--- Start ---

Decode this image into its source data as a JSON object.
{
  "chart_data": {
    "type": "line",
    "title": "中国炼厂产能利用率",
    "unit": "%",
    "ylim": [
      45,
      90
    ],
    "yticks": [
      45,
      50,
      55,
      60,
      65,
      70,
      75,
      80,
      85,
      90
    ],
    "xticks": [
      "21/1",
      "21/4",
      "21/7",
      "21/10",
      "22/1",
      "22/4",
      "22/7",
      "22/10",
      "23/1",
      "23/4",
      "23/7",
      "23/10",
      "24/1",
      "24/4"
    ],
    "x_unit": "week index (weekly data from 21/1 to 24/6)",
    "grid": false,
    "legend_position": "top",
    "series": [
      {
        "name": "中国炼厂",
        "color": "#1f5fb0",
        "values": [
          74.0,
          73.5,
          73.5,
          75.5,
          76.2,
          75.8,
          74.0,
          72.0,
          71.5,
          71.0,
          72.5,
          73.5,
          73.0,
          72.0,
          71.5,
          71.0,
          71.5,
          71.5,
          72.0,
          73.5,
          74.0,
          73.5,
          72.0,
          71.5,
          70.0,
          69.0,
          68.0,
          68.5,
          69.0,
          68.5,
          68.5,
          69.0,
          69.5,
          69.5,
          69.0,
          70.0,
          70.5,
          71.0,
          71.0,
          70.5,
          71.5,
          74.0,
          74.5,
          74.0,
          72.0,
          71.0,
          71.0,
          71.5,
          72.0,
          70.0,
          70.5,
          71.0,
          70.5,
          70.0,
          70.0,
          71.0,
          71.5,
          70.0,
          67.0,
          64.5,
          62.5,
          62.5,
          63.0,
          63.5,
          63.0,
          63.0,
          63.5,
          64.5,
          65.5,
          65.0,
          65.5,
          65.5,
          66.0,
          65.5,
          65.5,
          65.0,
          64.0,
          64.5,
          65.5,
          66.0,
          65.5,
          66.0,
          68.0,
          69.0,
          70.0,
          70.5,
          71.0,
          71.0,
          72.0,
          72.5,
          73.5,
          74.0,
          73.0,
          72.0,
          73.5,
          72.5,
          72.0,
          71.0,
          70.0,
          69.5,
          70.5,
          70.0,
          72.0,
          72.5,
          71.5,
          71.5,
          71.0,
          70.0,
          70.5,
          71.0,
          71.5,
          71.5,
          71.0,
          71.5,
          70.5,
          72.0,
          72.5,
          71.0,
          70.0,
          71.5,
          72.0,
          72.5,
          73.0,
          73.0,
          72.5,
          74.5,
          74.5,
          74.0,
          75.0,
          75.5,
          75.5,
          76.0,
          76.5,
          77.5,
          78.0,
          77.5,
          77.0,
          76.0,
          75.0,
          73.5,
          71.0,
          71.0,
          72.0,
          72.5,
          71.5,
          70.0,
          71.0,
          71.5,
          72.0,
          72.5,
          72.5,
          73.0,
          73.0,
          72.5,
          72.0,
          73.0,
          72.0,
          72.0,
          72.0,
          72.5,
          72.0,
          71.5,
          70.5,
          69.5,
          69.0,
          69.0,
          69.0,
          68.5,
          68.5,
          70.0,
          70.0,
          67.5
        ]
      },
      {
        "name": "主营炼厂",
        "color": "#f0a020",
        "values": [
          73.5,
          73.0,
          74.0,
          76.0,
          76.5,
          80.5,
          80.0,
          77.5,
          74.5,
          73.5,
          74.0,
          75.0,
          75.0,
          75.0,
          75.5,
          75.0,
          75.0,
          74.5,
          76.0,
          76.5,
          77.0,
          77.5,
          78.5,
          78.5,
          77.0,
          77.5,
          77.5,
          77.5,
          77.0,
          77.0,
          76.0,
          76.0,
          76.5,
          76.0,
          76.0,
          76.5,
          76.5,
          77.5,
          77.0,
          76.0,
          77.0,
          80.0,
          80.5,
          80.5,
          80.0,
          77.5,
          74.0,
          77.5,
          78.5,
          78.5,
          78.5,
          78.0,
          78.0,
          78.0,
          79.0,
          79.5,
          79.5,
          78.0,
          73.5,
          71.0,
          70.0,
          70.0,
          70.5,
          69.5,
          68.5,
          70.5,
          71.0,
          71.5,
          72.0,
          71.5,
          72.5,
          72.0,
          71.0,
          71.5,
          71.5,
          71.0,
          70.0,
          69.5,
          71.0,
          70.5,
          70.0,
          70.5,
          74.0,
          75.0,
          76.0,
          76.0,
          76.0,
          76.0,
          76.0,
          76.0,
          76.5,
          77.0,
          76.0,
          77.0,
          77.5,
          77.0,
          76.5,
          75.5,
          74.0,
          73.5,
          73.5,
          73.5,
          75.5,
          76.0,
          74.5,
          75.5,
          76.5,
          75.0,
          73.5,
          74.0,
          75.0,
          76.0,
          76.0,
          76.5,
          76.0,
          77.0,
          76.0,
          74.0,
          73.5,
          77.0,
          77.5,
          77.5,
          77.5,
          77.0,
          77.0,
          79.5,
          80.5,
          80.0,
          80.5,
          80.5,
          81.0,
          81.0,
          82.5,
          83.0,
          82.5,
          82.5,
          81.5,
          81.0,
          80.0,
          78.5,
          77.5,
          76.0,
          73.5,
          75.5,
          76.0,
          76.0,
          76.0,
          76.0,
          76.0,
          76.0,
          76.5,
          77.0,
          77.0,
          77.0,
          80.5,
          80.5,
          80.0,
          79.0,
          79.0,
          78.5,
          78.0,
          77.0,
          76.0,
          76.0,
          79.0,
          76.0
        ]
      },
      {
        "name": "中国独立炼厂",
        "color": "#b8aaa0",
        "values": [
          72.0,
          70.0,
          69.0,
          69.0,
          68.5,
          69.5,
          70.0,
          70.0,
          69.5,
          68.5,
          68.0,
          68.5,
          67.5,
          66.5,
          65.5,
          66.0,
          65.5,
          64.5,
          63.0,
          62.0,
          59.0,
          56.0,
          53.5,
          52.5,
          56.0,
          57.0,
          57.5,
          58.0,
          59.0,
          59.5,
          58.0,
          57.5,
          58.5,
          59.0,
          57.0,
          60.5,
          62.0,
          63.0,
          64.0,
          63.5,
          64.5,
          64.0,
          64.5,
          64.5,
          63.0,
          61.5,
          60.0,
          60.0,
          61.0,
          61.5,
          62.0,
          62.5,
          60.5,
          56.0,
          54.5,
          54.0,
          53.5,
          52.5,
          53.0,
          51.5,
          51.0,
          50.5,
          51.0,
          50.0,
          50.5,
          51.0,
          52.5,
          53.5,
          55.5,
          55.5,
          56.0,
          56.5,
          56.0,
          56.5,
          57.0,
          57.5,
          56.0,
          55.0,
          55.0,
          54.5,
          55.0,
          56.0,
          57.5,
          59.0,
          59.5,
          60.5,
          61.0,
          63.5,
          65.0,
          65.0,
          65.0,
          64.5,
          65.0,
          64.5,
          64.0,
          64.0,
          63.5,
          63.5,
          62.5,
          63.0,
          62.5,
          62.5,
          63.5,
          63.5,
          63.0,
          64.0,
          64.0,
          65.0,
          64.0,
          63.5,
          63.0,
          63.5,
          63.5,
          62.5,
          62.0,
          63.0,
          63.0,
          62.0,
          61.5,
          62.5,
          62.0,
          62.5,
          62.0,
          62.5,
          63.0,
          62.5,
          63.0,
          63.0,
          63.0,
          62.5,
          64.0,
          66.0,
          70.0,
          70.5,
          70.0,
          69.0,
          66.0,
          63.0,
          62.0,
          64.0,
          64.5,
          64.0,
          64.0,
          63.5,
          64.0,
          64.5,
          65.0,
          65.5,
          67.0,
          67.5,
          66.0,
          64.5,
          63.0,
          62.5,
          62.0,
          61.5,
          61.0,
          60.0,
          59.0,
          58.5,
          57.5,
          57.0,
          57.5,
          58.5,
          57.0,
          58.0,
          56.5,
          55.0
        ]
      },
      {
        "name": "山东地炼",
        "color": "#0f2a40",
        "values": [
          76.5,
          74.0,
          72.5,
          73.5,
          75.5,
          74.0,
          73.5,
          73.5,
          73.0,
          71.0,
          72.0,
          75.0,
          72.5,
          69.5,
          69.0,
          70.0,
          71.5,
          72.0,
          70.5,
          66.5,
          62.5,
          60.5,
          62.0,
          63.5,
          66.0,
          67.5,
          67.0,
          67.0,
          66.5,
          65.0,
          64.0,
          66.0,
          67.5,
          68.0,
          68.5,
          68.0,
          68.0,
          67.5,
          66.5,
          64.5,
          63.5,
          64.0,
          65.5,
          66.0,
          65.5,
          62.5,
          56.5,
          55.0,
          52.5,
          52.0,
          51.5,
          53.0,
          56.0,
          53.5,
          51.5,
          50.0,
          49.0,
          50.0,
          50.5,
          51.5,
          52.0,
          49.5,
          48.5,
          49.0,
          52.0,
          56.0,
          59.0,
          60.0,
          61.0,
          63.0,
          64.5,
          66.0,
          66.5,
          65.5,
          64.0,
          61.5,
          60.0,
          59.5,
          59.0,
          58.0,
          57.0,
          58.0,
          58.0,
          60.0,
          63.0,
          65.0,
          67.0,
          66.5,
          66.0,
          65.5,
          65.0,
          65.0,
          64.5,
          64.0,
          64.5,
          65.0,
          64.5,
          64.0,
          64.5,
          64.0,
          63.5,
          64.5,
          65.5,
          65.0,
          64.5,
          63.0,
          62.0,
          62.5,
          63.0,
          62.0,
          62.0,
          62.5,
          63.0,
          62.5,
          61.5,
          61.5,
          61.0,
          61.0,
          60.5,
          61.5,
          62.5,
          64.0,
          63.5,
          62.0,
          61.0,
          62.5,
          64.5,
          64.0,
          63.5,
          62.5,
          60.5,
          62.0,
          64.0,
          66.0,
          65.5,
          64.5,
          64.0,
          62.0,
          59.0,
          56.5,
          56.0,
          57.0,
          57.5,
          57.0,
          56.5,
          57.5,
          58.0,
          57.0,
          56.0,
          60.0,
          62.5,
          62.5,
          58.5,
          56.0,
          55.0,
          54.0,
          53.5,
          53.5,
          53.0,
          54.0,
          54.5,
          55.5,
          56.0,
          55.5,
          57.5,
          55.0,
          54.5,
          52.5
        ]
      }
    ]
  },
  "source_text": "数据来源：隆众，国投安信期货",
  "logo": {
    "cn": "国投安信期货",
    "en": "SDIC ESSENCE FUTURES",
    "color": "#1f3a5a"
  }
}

--- End ---

**EXERCISE DIRECTIONS**
Search the data for the string "国投安信期货". List each line that has it.

**SOLUTION**
  "source_text": "数据来源：隆众，国投安信期货",
    "cn": "国投安信期货",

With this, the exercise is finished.